本文:
......
中国政府は90年代から工業汚染の防止強化に乗り出したが、中小企業による汚染の防止が現在重点となっている一方で、問題点もそこに存在している。
中小企業が急成長を遂げたのは、80年代以降。基礎工業の立ち遅れが工業全体の発展の足かせとなっていたが、当時、緊急に必要とされていた石油製品や鋼材、セメント、ガラス等といった生産・生活物資が生産されたことで、この問題は次第に緩和されていった。
現在、工業関連の中小企業数が企業総数に占める割合は99%、生産高は国内総生産(GDP)の50%を占める。中小企業の発展が工業化、都市化のカギを握っており、いくらかゆとりのある社会を全面的に建設する上でも重要となっている。
だが、多くの中小企業は生産技術が遅れ、技術水準が低いことから、増産に伴って環境が汚染され、生態も破壊されるようになった。
国家環境保護総局の調査によると、中小企業の60%が汚染源となっている。長年にわたって汚染防止に取り組んできたことが功を奏し、一定の成果を上げてはいるものの、取り組むべき課題は依然として多い。
中小企業による汚染の防止
蘭辛珍
2004年9月、北京市は汚染の深刻な中小企業5社を摘発。時期を同じくして陝西省では製紙工場1社と化学工場8社、山東省で小規模製油所3社、天津市で化学関連企業3社、貴州省で粘結炭工場5社と火力発電所1社が摘発された。
政府は1995年から中小企業汚染の防止に着手すると共に、企業汚染による環境整備も年に1度実施しており、今年で10回目を数える。汚染問題で閉鎖あるいは生産停止の処分を受けた中小企業は、現時点で100万社近くに上る。
国家環境総局環境・経済政策研究センターの任勇副主任は「中小企業からの汚染物質の排出量はそう多くはないが、排出地点が多くかつ分散しているため、汚染防止対策に当たってはこの点が重点となる」と指摘する。
汚染は深刻
国内中部を東西に横断しながら3省・自治区を流れる河川、河。6、70年代、淮河には魚類やエビが群れを成し、水草が生い茂り、春と秋になれば南方から北方に向かう渡り鳥が経由する楽園だった。だが80年代以降、水質は徐々に黄色から黒色へと変色し、魚類やエビは死んでしまい、水草は枯れ、鳥類の姿も少なくなっていった。
環境保護機関の調査で、河川の変貌は両岸に建設された中小企業が原因であることが判明。これら企業は固形廃棄物や廃水を淮河に垂れ流ししていた。このため政府は巨額の資金を投入して汚染を防止してきたが、期待できる効果は上げることができなかった。
......
資料:
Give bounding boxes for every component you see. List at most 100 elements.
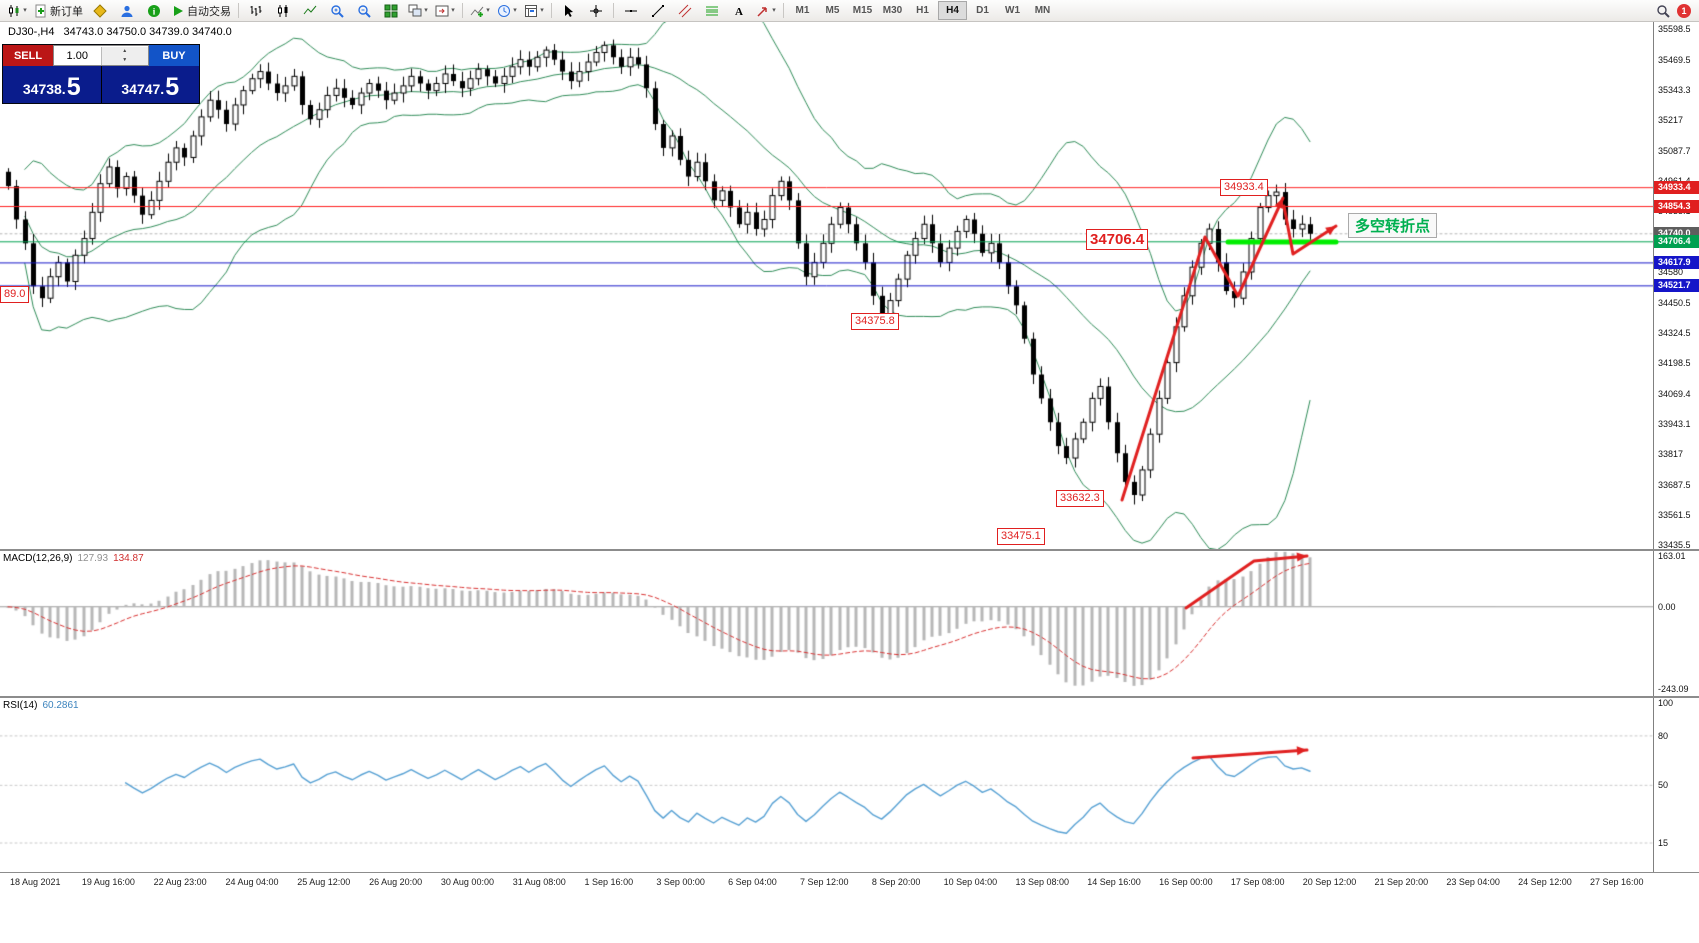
......
課題一覧:
**a)** 次の(i)〜(iii)がそれぞれ中小企業の汚染についての本文と一致するかを「はい」か「いいえ」で答え、判断の決め手となる本文の語句を正確に引用すること。
(i) 工業関連の中小企業数は、企業総数の99%を占める。
(ii) 政府が中小企業汚染の防止に着手したのは2004年である。
(iii) 国家環境保護総局の調査では、中小企業の半数が汚染源とされている。
**b)** 中小企業の汚染についての本文のうち、「だが、多くの中小企業は生産技」から「は上げることができなかった。」までを、両端の語句も含めて一字も変えずに書き写すこと。
**c)** 中小企業の汚染についての本文を、最後の文の後から引き継いで書き進めること。

解答一覧:
**a)**
(i) はい:「工業関連の中小企業数が企業総数に占める割合は99%」
(ii) いいえ:「政府は1995年から中小企業汚染の防止に着手する」
(iii) いいえ:「中小企業の60%が汚染源となっている」

**b)**
だが、多くの中小企業は生産技術が遅れ、技術水準が低いことから、増産に伴って環境が汚染され、生態も破壊されるようになった。
国家環境保護総局の調査によると、中小企業の60%が汚染源となっている。長年にわたって汚染防止に取り組んできたことが功を奏し、一定の成果を上げてはいるものの、取り組むべき課題は依然として多い。
中小企業による汚染の防止
蘭辛珍
2004年9月、北京市は汚染の深刻な中小企業5社を摘発。時期を同じくして陝西省では製紙工場1社と化学工場8社、山東省で小規模製油所3社、天津市で化学関連企業3社、貴州省で粘結炭工場5社と火力発電所1社が摘発された。
政府は1995年から中小企業汚染の防止に着手すると共に、企業汚染による環境整備も年に1度実施しており、今年で10回目を数える。汚染問題で閉鎖あるいは生産停止の処分を受けた中小企業は、現時点で100万社近くに上る。
国家環境総局環境・経済政策研究センターの任勇副主任は「中小企業からの汚染物質の排出量はそう多くはないが、排出地点が多くかつ分散しているため、汚染防止対策に当たってはこの点が重点となる」と指摘する。
汚染は深刻
国内中部を東西に横断しながら3省・自治区を流れる河川、河。6、70年代、淮河には魚類やエビが群れを成し、水草が生い茂り、春と秋になれば南方から北方に向かう渡り鳥が経由する楽園だった。だが80年代以降、水質は徐々に黄色から黒色へと変色し、魚類やエビは死んでしまい、水草は枯れ、鳥類の姿も少なくなっていった。
環境保護機関の調査で、河川の変貌は両岸に建設された中小企業が原因であることが判明。これら企業は固形廃棄物や廃水を淮河に垂れ流ししていた。このため政府は巨額の資金を投入して汚染を防止してきたが、期待できる効果は上げることができなかった。

**c)**
中小企業による汚染は既に社会問題となっている。国家統計局と国家環境保護総局の調査によると、中小企業数は現在約2900万社と、企業総数の99%を占め、うち工業関連企業の80%以上で汚染問題が存在しており、その60%が汚染源である。任副主任は「この数年、中小企業による汚染物質の排出量は急速に増大しており、環境汚染の元凶だと言える。しかも汚染源は過去の点状の分布から、都市部と農村部が複合化した面状の分布へと変化しつつある」と指摘する。
中小企業の汚染がこれほど深刻になった原因は、1978年に改革開放政策が実施されて以降、経済を急速に発展させるため各地に工業ブームが起こり、郷鎮(農村)企業を中心に多くの中小の企業が設立されたからだ。こうした企業の多くは技術的に遅れ、エネルギー消費は多く、効率は低く、汚染物質排出量も多い。また小規模で経済力がないため、汚染防止に投入できる資金が全くないのが現状。地方政府が企業を建設する際に考慮するのは、環境問題ではなく、どれだけ利益がもたらされるかであり、総合発展計画の作成に当たっても環境保護問題は軽視され、環境保護計画が策定されていないことから、企業の立地は随意に行われてきた。
課題は重い
政府は1996年から「十五小」(汚染が深刻な15業種の小企業・参考資料参照)と「五小」(安全生産条件に合致しない5業種の小企業・参考資料参照)の閉鎖・生産停止に向けて企業を取り締まることを目的にした環境保護行動を展開。それから既に8年が過ぎたが、効果は期待できるものではない。閉鎖された企業の多くが生産を開始したり、新たな汚染源となる企業が設立されたりしている。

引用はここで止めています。